* _Exercise prompt_
The listing below should be written out exactly; please include all of it.

= = =

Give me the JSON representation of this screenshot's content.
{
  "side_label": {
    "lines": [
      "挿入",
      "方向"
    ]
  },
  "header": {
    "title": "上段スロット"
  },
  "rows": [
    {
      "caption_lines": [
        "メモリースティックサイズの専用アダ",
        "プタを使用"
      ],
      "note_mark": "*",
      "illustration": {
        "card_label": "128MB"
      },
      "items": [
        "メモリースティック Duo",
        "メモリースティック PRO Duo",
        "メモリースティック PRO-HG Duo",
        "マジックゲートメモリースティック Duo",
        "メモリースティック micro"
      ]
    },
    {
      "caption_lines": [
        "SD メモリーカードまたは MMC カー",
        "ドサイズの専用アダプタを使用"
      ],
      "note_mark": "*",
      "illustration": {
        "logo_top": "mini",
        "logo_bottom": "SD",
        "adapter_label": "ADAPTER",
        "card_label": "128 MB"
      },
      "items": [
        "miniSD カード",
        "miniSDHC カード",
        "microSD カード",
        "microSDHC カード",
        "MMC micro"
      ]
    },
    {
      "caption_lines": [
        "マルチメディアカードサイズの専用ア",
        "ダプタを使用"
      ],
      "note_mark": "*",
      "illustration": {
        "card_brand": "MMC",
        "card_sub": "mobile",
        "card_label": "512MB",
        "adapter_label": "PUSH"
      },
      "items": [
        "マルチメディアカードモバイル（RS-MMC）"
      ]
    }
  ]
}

= = =

* _Solution below_
Give me the JSON representation of this screenshot's content.
{
  "side_label": {
    "lines": [
      "挿入",
      "方向"
    ]
  },
  "header": {
    "title": "上段スロット"
  },
  "rows": [
    {
      "caption_lines": [
        "メモリースティックサイズの専用アダ",
        "プタを使用"
      ],
      "note_mark": "*",
      "illustration": {
        "card_label": "128MB"
      },
      "items": [
        "メモリースティック Duo",
        "メモリースティック PRO Duo",
        "メモリースティック PRO-HG Duo",
        "マジックゲートメモリースティック Duo",
        "メモリースティック micro"
      ]
    },
    {
      "caption_lines": [
        "SD メモリーカードまたは MMC カー",
        "ドサイズの専用アダプタを使用"
      ],
      "note_mark": "*",
      "illustration": {
        "logo_top": "mini",
        "logo_bottom": "SD",
        "adapter_label": "ADAPTER",
        "card_label": "128 MB"
      },
      "items": [
        "miniSD カード",
        "miniSDHC カード",
        "microSD カード",
        "microSDHC カード",
        "MMC micro"
      ]
    },
    {
      "caption_lines": [
        "マルチメディアカードサイズの専用ア",
        "ダプタを使用"
      ],
      "note_mark": "*",
      "illustration": {
        "card_brand": "MMC",
        "card_sub": "mobile",
        "card_label": "512MB",
        "adapter_label": "PUSH"
      },
      "items": [
        "マルチメディアカードモバイル（RS-MMC）"
      ]
    }
  ]
}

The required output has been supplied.